What the task requires: Write out all records as given; omit images.

Provided data:
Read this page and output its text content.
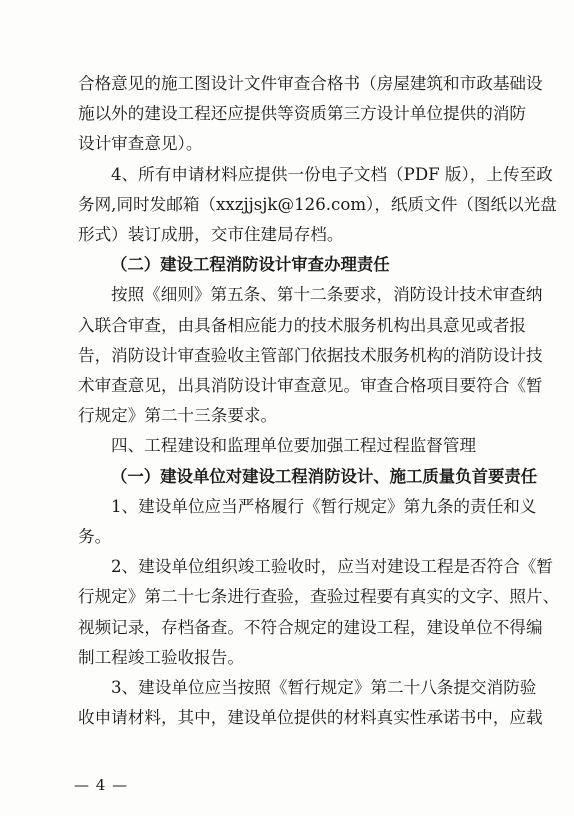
合格意见的施工图设计文件审查合格书（房屋建筑和市政基础设
施以外的建设工程还应提供等资质第三方设计单位提供的消防
设计审查意见）。
4、所有申请材料应提供一份电子文档（PDF 版），上传至政
务网,同时发邮箱（xxzjjsjk@126.com），纸质文件（图纸以光盘
形式）装订成册，交市住建局存档。
（二）建设工程消防设计审查办理责任
按照《细则》第五条、第十二条要求，消防设计技术审查纳
入联合审查，由具备相应能力的技术服务机构出具意见或者报
告，消防设计审查验收主管部门依据技术服务机构的消防设计技
术审查意见，出具消防设计审查意见。审查合格项目要符合《暂
行规定》第二十三条要求。
四、工程建设和监理单位要加强工程过程监督管理
（一）建设单位对建设工程消防设计、施工质量负首要责任
1、建设单位应当严格履行《暂行规定》第九条的责任和义
务。
2、建设单位组织竣工验收时，应当对建设工程是否符合《暂
行规定》第二十七条进行查验，查验过程要有真实的文字、照片、
视频记录，存档备查。不符合规定的建设工程，建设单位不得编
制工程竣工验收报告。
3、建设单位应当按照《暂行规定》第二十八条提交消防验
收申请材料，其中，建设单位提供的材料真实性承诺书中，应载
— 4 —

Finished answer:
Read this page and output its text content.
合格意见的施工图设计文件审查合格书（房屋建筑和市政基础设
施以外的建设工程还应提供等资质第三方设计单位提供的消防
设计审查意见）。
4、所有申请材料应提供一份电子文档（PDF 版），上传至政
务网,同时发邮箱（xxzjjsjk@126.com），纸质文件（图纸以光盘
形式）装订成册，交市住建局存档。
（二）建设工程消防设计审查办理责任
按照《细则》第五条、第十二条要求，消防设计技术审查纳
入联合审查，由具备相应能力的技术服务机构出具意见或者报
告，消防设计审查验收主管部门依据技术服务机构的消防设计技
术审查意见，出具消防设计审查意见。审查合格项目要符合《暂
行规定》第二十三条要求。
四、工程建设和监理单位要加强工程过程监督管理
（一）建设单位对建设工程消防设计、施工质量负首要责任
1、建设单位应当严格履行《暂行规定》第九条的责任和义
务。
2、建设单位组织竣工验收时，应当对建设工程是否符合《暂
行规定》第二十七条进行查验，查验过程要有真实的文字、照片、
视频记录，存档备查。不符合规定的建设工程，建设单位不得编
制工程竣工验收报告。
3、建设单位应当按照《暂行规定》第二十八条提交消防验
收申请材料，其中，建设单位提供的材料真实性承诺书中，应载
— 4 —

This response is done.